Work required :: Select every line containing the word "border" from the material, and copy those lines.

Data in this exercise ::
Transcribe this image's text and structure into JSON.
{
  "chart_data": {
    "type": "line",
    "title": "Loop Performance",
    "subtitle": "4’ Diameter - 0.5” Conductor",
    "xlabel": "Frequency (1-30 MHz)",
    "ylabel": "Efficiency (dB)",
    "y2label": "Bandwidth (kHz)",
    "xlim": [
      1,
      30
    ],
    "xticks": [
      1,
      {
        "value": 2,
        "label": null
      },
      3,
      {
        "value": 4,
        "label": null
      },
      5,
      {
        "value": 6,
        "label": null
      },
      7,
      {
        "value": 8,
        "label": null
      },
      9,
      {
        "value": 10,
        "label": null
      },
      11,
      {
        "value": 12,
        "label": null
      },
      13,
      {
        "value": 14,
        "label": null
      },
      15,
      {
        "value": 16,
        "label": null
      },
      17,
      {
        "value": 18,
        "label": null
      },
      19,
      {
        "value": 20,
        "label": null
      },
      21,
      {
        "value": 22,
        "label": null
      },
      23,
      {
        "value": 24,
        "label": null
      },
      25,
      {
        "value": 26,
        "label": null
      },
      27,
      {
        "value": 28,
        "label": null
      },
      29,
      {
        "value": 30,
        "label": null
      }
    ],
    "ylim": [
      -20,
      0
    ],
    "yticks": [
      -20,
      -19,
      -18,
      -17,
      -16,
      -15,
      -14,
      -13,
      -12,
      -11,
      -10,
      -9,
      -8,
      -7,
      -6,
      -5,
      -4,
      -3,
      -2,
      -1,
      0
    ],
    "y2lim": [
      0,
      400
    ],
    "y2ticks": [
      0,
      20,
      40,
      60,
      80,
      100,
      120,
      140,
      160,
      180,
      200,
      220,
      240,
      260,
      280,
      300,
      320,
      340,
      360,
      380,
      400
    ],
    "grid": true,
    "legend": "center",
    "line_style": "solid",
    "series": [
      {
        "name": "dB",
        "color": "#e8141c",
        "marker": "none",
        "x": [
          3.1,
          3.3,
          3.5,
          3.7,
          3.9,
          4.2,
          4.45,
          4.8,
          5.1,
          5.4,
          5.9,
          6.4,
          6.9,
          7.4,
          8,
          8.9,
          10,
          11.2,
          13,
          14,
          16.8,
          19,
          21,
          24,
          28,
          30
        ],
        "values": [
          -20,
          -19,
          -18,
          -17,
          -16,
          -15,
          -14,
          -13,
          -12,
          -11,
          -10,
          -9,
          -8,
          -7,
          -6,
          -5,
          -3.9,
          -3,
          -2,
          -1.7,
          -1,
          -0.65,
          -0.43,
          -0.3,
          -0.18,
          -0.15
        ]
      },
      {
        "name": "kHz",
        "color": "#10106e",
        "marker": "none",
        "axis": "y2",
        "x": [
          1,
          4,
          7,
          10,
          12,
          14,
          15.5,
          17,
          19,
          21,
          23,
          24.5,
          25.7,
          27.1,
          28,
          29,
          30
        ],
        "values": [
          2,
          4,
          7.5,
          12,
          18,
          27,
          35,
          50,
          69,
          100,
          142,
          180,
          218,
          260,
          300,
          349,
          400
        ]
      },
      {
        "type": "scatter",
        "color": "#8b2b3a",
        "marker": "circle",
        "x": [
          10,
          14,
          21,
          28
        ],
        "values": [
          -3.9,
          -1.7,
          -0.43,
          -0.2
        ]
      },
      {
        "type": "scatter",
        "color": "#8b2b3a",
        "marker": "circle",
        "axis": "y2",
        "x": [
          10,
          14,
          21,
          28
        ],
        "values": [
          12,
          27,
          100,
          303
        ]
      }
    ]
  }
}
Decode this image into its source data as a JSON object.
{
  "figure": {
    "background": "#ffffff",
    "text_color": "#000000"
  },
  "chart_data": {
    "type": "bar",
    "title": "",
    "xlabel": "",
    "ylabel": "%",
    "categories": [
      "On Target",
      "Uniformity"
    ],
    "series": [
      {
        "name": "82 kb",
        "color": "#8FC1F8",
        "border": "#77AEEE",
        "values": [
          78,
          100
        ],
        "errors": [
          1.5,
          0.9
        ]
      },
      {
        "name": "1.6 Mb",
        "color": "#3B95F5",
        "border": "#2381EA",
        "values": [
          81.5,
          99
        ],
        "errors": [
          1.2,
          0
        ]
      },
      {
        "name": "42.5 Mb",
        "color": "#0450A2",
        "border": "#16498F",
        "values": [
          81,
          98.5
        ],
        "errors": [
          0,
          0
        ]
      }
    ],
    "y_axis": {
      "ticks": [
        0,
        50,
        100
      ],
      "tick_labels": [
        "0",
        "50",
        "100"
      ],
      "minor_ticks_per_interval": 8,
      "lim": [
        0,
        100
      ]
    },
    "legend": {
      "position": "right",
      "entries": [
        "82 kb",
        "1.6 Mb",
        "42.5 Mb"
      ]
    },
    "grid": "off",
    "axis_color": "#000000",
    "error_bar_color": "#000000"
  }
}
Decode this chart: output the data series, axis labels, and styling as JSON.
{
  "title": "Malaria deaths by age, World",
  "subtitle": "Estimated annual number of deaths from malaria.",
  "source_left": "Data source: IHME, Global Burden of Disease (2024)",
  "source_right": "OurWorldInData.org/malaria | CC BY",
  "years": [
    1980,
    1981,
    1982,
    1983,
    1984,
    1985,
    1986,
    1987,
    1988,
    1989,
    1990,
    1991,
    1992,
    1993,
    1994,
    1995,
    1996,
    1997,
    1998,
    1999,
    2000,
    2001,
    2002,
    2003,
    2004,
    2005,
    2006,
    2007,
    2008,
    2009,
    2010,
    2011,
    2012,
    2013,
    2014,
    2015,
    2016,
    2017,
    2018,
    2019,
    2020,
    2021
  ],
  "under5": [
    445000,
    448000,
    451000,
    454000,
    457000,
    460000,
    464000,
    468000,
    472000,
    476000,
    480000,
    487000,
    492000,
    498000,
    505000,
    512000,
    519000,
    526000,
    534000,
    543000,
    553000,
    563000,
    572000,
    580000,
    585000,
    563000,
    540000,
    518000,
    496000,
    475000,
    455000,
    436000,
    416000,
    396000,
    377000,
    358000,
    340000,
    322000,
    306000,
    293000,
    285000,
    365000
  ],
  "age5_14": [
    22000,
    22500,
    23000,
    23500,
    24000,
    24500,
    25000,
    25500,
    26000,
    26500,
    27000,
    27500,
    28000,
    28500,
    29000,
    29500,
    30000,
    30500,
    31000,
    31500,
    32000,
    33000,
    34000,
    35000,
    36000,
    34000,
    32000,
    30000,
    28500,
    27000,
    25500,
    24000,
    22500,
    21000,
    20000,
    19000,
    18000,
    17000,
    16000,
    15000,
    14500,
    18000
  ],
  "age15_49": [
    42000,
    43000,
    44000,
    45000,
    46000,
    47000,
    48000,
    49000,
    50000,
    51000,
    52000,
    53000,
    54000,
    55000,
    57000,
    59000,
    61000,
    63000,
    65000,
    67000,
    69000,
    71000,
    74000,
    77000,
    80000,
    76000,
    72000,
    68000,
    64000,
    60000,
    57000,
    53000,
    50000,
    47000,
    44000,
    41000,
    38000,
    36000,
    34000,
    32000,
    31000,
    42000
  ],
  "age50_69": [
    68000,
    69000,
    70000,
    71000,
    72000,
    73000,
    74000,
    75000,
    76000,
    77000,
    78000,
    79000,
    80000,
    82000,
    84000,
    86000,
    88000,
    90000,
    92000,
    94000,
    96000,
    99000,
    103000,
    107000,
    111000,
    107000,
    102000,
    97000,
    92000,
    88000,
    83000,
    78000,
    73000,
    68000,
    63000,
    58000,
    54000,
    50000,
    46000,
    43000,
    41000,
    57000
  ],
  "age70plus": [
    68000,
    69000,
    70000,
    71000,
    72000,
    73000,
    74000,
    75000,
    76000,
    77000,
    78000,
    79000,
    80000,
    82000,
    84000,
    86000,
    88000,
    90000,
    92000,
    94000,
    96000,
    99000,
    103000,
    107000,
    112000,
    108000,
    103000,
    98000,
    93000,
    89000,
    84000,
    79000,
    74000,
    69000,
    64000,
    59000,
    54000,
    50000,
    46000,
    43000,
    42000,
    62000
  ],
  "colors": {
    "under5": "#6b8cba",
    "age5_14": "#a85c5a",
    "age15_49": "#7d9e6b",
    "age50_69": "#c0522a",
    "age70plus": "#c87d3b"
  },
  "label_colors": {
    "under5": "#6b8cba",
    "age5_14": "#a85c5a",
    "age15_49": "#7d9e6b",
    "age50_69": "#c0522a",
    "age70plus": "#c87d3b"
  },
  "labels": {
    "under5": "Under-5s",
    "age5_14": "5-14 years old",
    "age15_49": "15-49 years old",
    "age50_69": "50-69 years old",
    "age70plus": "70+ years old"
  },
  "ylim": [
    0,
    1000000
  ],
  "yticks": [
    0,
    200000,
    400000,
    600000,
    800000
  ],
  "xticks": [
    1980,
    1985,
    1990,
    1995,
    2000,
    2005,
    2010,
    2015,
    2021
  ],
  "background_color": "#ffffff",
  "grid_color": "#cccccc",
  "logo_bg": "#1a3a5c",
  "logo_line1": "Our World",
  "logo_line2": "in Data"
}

Exercise output ::
        "border": "#77AEEE",
        "border": "#2381EA",
        "border": "#16498F",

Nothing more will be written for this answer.